Description of the task: Omit the pictures from the entries below and retype everything else exactly.

——

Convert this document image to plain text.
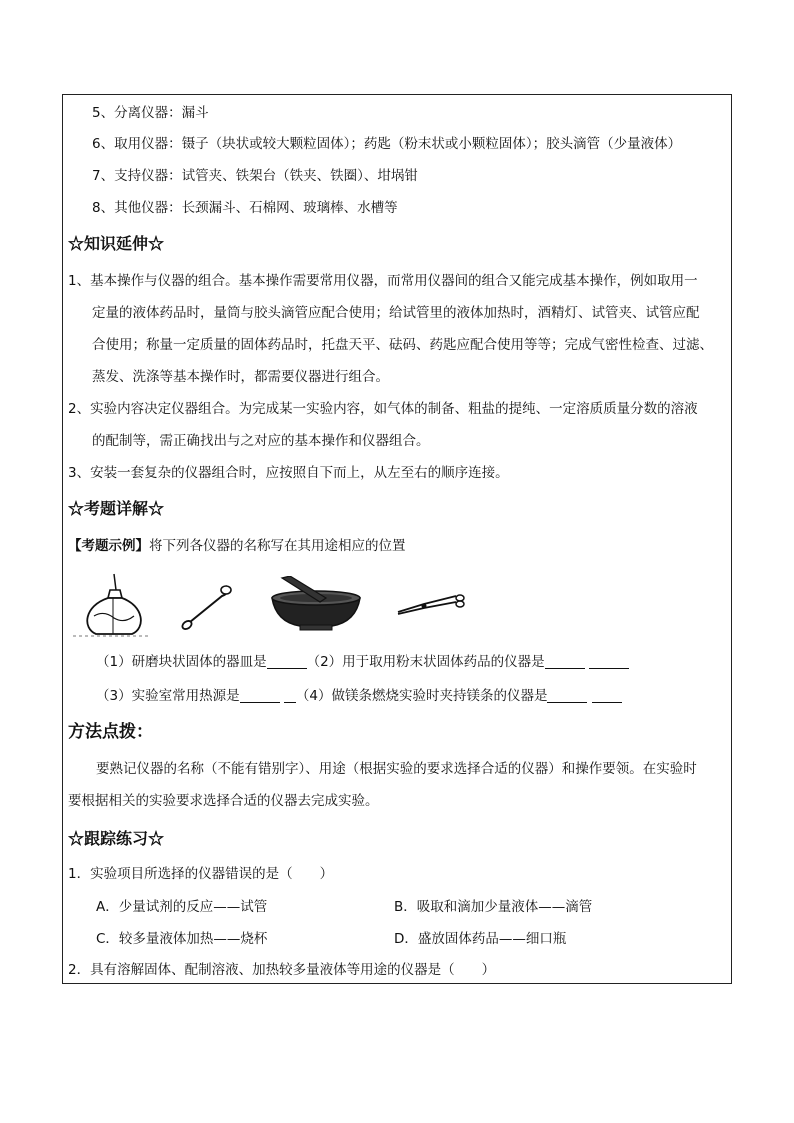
5、分离仪器：漏斗
6、取用仪器：镊子（块状或较大颗粒固体）；药匙（粉末状或小颗粒固体）；胶头滴管（少量液体）
7、支持仪器：试管夹、铁架台（铁夹、铁圈）、坩埚钳
8、其他仪器：长颈漏斗、石棉网、玻璃棒、水槽等
☆知识延伸☆
1、基本操作与仪器的组合。基本操作需要常用仪器，而常用仪器间的组合又能完成基本操作，例如取用一
定量的液体药品时，量筒与胶头滴管应配合使用；给试管里的液体加热时，酒精灯、试管夹、试管应配
合使用；称量一定质量的固体药品时，托盘天平、砝码、药匙应配合使用等等；完成气密性检查、过滤、
蒸发、洗涤等基本操作时，都需要仪器进行组合。
2、实验内容决定仪器组合。为完成某一实验内容，如气体的制备、粗盐的提纯、一定溶质质量分数的溶液
的配制等，需正确找出与之对应的基本操作和仪器组合。
3、安装一套复杂的仪器组合时，应按照自下而上，从左至右的顺序连接。
☆考题详解☆
【考题示例】将下列各仪器的名称写在其用途相应的位置
（1）研磨块状固体的器皿是	（2）用于取用粉末状固体药品的仪器是
（3）实验室常用热源是	（4）做镁条燃烧实验时夹持镁条的仪器是
方法点拨：
要熟记仪器的名称（不能有错别字）、用途（根据实验的要求选择合适的仪器）和操作要领。在实验时
要根据相关的实验要求选择合适的仪器去完成实验。
☆跟踪练习☆
1．实验项目所选择的仪器错误的是（　　）
A．少量试剂的反应——试管	B．吸取和滴加少量液体——滴管
C．较多量液体加热——烧杯	D．盛放固体药品——细口瓶
2．具有溶解固体、配制溶液、加热较多量液体等用途的仪器是（　　）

——

Correct output:
Convert this document image to plain text.
5、分离仪器：漏斗
6、取用仪器：镊子（块状或较大颗粒固体）；药匙（粉末状或小颗粒固体）；胶头滴管（少量液体）
7、支持仪器：试管夹、铁架台（铁夹、铁圈）、坩埚钳
8、其他仪器：长颈漏斗、石棉网、玻璃棒、水槽等
☆知识延伸☆
1、基本操作与仪器的组合。基本操作需要常用仪器，而常用仪器间的组合又能完成基本操作，例如取用一
定量的液体药品时，量筒与胶头滴管应配合使用；给试管里的液体加热时，酒精灯、试管夹、试管应配
合使用；称量一定质量的固体药品时，托盘天平、砝码、药匙应配合使用等等；完成气密性检查、过滤、
蒸发、洗涤等基本操作时，都需要仪器进行组合。
2、实验内容决定仪器组合。为完成某一实验内容，如气体的制备、粗盐的提纯、一定溶质质量分数的溶液
的配制等，需正确找出与之对应的基本操作和仪器组合。
3、安装一套复杂的仪器组合时，应按照自下而上，从左至右的顺序连接。
☆考题详解☆
【考题示例】将下列各仪器的名称写在其用途相应的位置
（1）研磨块状固体的器皿是	（2）用于取用粉末状固体药品的仪器是
（3）实验室常用热源是	（4）做镁条燃烧实验时夹持镁条的仪器是
方法点拨：
要熟记仪器的名称（不能有错别字）、用途（根据实验的要求选择合适的仪器）和操作要领。在实验时
要根据相关的实验要求选择合适的仪器去完成实验。
☆跟踪练习☆
1．实验项目所选择的仪器错误的是（　　）
A．少量试剂的反应——试管	B．吸取和滴加少量液体——滴管
C．较多量液体加热——烧杯	D．盛放固体药品——细口瓶
2．具有溶解固体、配制溶液、加热较多量液体等用途的仪器是（　　）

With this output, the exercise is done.